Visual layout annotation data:
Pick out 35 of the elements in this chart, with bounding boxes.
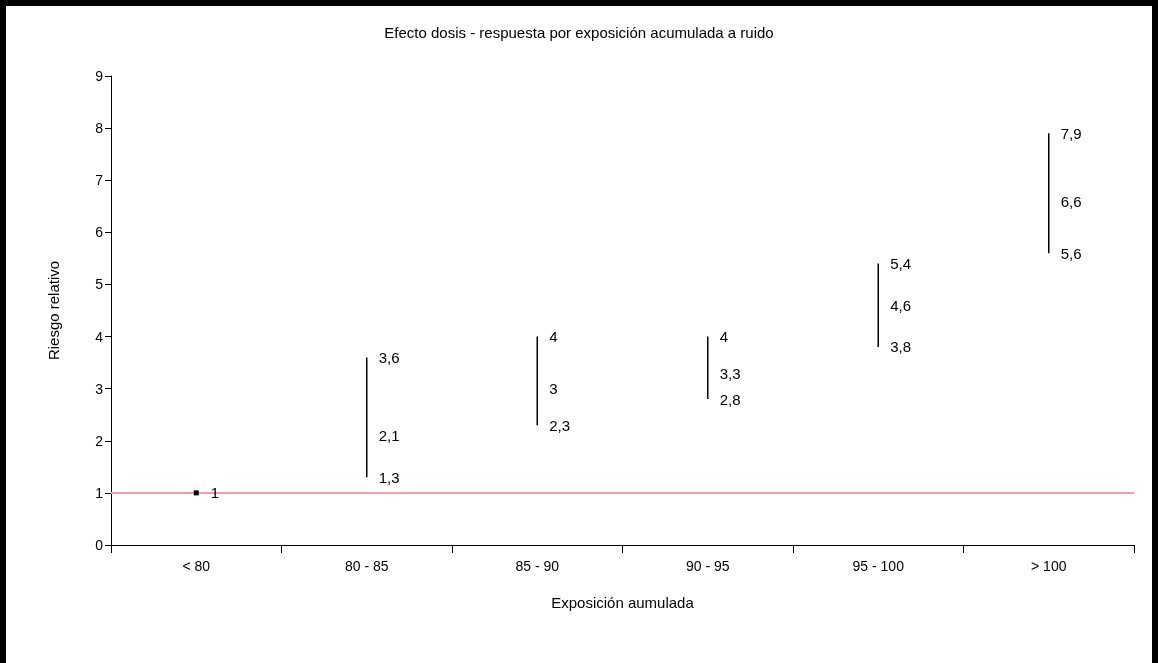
data-label: 4,6: [890, 296, 912, 314]
data-label: 2,3: [549, 416, 571, 434]
data-label: 1,3: [378, 468, 400, 486]
x-tick-label: 90 - 95: [685, 558, 730, 574]
x-tick-label: 80 - 85: [344, 558, 389, 574]
data-label: 3,8: [890, 338, 912, 356]
y-axis-title: Riesgo relativo: [45, 260, 62, 361]
data-label: 1: [210, 484, 220, 502]
data-label: 7,9: [1060, 124, 1082, 142]
data-label: 6,6: [1060, 192, 1082, 210]
y-tick-label: 6: [95, 224, 104, 241]
y-tick-label: 2: [95, 432, 104, 449]
x-tick-label: 85 - 90: [515, 558, 560, 574]
y-tick-label: 3: [95, 380, 104, 397]
data-label: 5,4: [890, 255, 912, 273]
y-tick-label: 0: [95, 537, 104, 553]
x-axis-title: Exposición aumulada: [551, 594, 695, 611]
data-label: 2,1: [378, 427, 400, 445]
data-label: 3,6: [378, 348, 400, 366]
y-tick-label: 8: [95, 120, 104, 137]
y-tick-label: 1: [95, 484, 104, 501]
chart-title: Efecto dosis - respuesta por exposición acumulada a ruido: [384, 24, 774, 41]
data-label: 2,8: [719, 390, 741, 408]
x-tick-label: < 80: [182, 558, 211, 574]
y-tick-label: 7: [95, 172, 104, 189]
data-label: 3: [549, 380, 558, 398]
x-tick-label: > 100: [1031, 558, 1067, 574]
y-tick-label: 4: [95, 328, 104, 345]
x-tick-label: 95 - 100: [852, 558, 905, 574]
data-label: 4: [549, 328, 558, 346]
data-label: 4: [719, 328, 729, 346]
y-tick-label: 9: [95, 68, 104, 84]
data-label: 3,3: [719, 364, 741, 382]
data-label: 5,6: [1060, 244, 1082, 262]
y-tick-label: 5: [95, 276, 104, 293]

Stated goal
Reproduce verbatim the lines of the records that begin with the line containing "data-label: 4,6: [890, 296, 912, 314]" and end with the line containing "data-label: 7,9: [1060, 124, 1082, 142]", both included.

Solution for this task
data-label: 4,6: [890, 296, 912, 314]
data-label: 2,3: [549, 416, 571, 434]
data-label: 1,3: [378, 468, 400, 486]
x-tick-label: 90 - 95: [685, 558, 730, 574]
x-tick-label: 80 - 85: [344, 558, 389, 574]
data-label: 3,8: [890, 338, 912, 356]
y-axis-title: Riesgo relativo: [45, 260, 62, 361]
data-label: 1: [210, 484, 220, 502]
data-label: 7,9: [1060, 124, 1082, 142]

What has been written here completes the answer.